Directive 1:
Repeat, line for line, the stretch of the listing from the line containing "Pick out 42" through the line containing "chart-title: 各渠道人数及转化率分布 [352, 4, 528, 23]".

Fionnphort (English pronunciation: /ˈfɪnəfɔərt/, Scottish Gaelic: [ˈfjun̪ˠafɔrˠt̪]) is the principal port of the Ross of Mull, and the second largest settlement in the area (its population is approximately 80). The village's name is the anglicised pronunciation of the Gaelic for "White Port" and previous names have included Caol Idhe, Gaelic for "Sound of Iona".

History

Historically, Fionnphort has been a fishing village offering religious pilgrims and tourists access to Iona; more recently, it has facilitated the movement of stone from a quarry in the vicinity. The granite which was extracted from Tòrr Mòr Quarry until around 1907 was highly prized for its density and hardness.

Geography

Ffionphort cracked granite boulder
Cracked granite boulder on Fionnphort beach

The beach at Fionnphort has a distinctive split granite boulder in the centre that is classed as an erratic and deposited here by an ice age glacier. The beach has a car park and a nearby cemetery.

Source material:
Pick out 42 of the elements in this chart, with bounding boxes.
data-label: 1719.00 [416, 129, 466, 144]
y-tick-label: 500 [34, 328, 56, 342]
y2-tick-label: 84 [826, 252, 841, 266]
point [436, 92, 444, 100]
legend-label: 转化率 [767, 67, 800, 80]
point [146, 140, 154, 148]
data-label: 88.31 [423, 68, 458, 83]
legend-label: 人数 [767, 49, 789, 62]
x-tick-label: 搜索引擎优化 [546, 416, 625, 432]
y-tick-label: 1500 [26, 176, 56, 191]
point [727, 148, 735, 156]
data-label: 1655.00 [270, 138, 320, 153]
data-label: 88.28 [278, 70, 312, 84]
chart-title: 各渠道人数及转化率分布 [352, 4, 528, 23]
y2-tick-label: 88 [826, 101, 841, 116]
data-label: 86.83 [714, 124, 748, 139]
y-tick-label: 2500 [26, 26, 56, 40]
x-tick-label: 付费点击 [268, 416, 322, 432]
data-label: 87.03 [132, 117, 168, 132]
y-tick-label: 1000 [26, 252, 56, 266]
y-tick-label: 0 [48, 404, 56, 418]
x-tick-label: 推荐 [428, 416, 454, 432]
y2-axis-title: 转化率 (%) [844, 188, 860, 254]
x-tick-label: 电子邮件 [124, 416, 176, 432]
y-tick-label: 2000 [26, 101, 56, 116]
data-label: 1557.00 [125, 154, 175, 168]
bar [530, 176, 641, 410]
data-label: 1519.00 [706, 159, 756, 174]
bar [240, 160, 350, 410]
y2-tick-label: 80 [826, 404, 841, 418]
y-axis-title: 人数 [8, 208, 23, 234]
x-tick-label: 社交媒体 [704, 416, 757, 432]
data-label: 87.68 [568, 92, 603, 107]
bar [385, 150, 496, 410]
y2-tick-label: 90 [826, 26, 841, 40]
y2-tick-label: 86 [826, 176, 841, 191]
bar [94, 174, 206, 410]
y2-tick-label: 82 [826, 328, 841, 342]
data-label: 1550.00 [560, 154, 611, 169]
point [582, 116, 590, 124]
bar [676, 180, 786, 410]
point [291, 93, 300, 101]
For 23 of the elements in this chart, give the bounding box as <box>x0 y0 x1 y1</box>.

---

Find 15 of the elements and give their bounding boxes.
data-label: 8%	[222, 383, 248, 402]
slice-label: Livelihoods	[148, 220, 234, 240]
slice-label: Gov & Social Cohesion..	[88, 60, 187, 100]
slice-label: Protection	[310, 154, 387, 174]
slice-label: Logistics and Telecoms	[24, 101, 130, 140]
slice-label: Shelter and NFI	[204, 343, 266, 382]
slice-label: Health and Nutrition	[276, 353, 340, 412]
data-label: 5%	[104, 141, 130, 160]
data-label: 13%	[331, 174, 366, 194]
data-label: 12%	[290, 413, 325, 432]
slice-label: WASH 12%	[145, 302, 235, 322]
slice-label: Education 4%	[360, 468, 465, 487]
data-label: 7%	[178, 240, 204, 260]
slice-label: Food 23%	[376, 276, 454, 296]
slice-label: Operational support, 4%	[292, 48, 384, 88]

Directive 2:
Write a continuation of the passage about Fionnphort, picking up after its final sentence.

Reply 1:
Pick out 42 of the elements in this chart, with bounding boxes.
data-label: 1719.00 [416, 129, 466, 144]
y-tick-label: 500 [34, 328, 56, 342]
y2-tick-label: 84 [826, 252, 841, 266]
point [436, 92, 444, 100]
legend-label: 转化率 [767, 67, 800, 80]
point [146, 140, 154, 148]
data-label: 88.31 [423, 68, 458, 83]
legend-label: 人数 [767, 49, 789, 62]
x-tick-label: 搜索引擎优化 [546, 416, 625, 432]
y-tick-label: 1500 [26, 176, 56, 191]
point [727, 148, 735, 156]
data-label: 1655.00 [270, 138, 320, 153]
data-label: 88.28 [278, 70, 312, 84]
chart-title: 各渠道人数及转化率分布 [352, 4, 528, 23]

Reply 2:
From Fionnphort, the entire east side of Iona can be seen, including Iona Abbey. To the south of the village lies the district of Fidden and the island of Erraid, mentioned in Robert Louis Stevenson's novel Kidnapped and accessible to walkers at low tide.

Economy

Sorting Crabs Fionnphort
Sorting crabs at Fionnphort

Fionnphort has an active fishing industry, noted principally for shellfish, particularly crabs and lobsters, the majority of which are exported by container truck to Spain and France.

In April 2008, residents finally had the opportunity to use a cash machine, putting an end to the 100-mile (160-kilometre) round-trip to Salen villagers previously had to endure. Sandy Brunton, the local postmaster said that residents are claiming they now have the best view from a cash dispenser anywhere in Britain: "As you stand at the ATM, you have a view of Iona to the west, Coll to the north and looking east you can see the island's only Munro, Ben More."

Transport

Fionnphort is the base of the ferry service between Mull and Iona, and also boat trips to the isle of Staffa.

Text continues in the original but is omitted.